----- AVAILABLE RECORDS
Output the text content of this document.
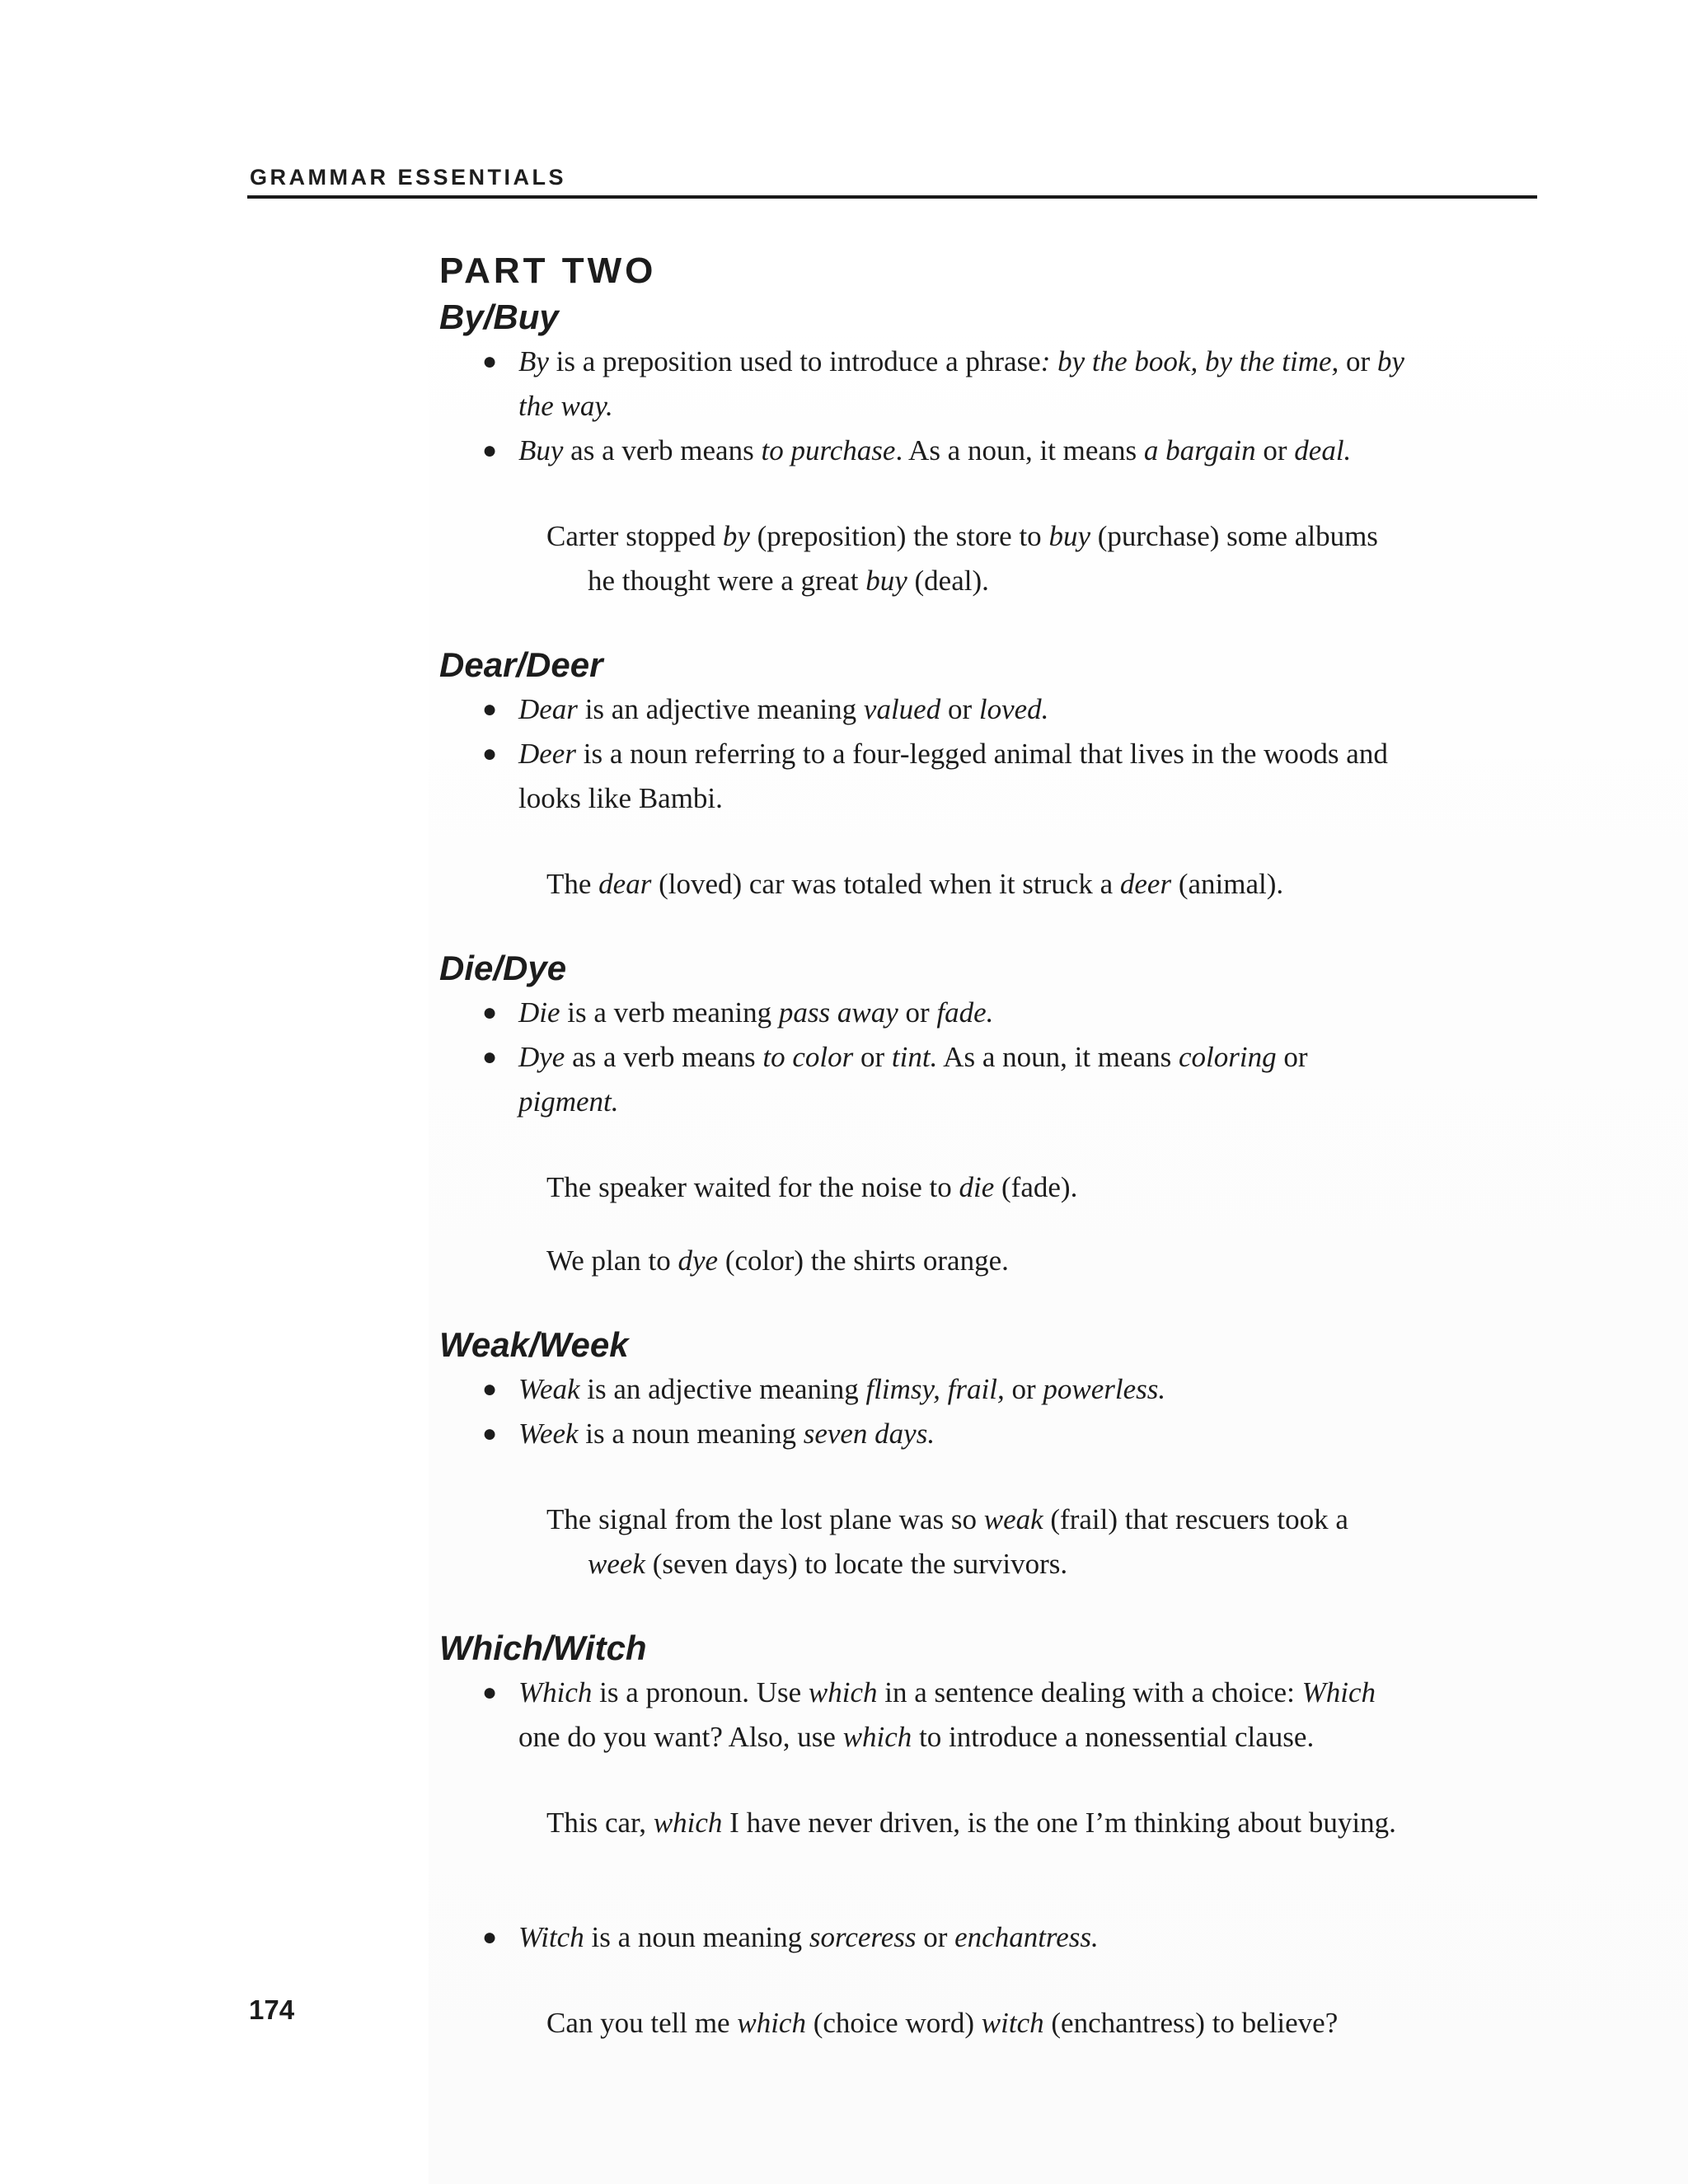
GRAMMAR ESSENTIALS
PART TWO
By/Buy
● By is a preposition used to introduce a phrase: by the book, by the time, or by the way.
● Buy as a verb means to purchase. As a noun, it means a bargain or deal.

Carter stopped by (preposition) the store to buy (purchase) some albums he thought were a great buy (deal).

Dear/Deer
● Dear is an adjective meaning valued or loved.
● Deer is a noun referring to a four-legged animal that lives in the woods and looks like Bambi.

The dear (loved) car was totaled when it struck a deer (animal).

Die/Dye
● Die is a verb meaning pass away or fade.
● Dye as a verb means to color or tint. As a noun, it means coloring or pigment.

The speaker waited for the noise to die (fade).

We plan to dye (color) the shirts orange.

Weak/Week
● Weak is an adjective meaning flimsy, frail, or powerless.
● Week is a noun meaning seven days.

The signal from the lost plane was so weak (frail) that rescuers took a week (seven days) to locate the survivors.

Which/Witch
● Which is a pronoun. Use which in a sentence dealing with a choice: Which one do you want? Also, use which to introduce a nonessential clause.

This car, which I have never driven, is the one I’m thinking about buying.

● Witch is a noun meaning sorceress or enchantress.

Can you tell me which (choice word) witch (enchantress) to believe?

174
----------
▸ SHORT EXERCISE: In your copy, repeat each record exactly and include no pictures.

▸ EXERCISE RESPONSE:
Output the text content of this document.
GRAMMAR ESSENTIALS
PART TWO
By/Buy
● By is a preposition used to introduce a phrase: by the book, by the time, or by the way.
● Buy as a verb means to purchase. As a noun, it means a bargain or deal.

Carter stopped by (preposition) the store to buy (purchase) some albums he thought were a great buy (deal).

Dear/Deer
● Dear is an adjective meaning valued or loved.
● Deer is a noun referring to a four-legged animal that lives in the woods and looks like Bambi.

The dear (loved) car was totaled when it struck a deer (animal).

Die/Dye
● Die is a verb meaning pass away or fade.
● Dye as a verb means to color or tint. As a noun, it means coloring or pigment.

The speaker waited for the noise to die (fade).

We plan to dye (color) the shirts orange.

Weak/Week
● Weak is an adjective meaning flimsy, frail, or powerless.
● Week is a noun meaning seven days.

The signal from the lost plane was so weak (frail) that rescuers took a week (seven days) to locate the survivors.

Which/Witch
● Which is a pronoun. Use which in a sentence dealing with a choice: Which one do you want? Also, use which to introduce a nonessential clause.

This car, which I have never driven, is the one I’m thinking about buying.

● Witch is a noun meaning sorceress or enchantress.

Can you tell me which (choice word) witch (enchantress) to believe?

174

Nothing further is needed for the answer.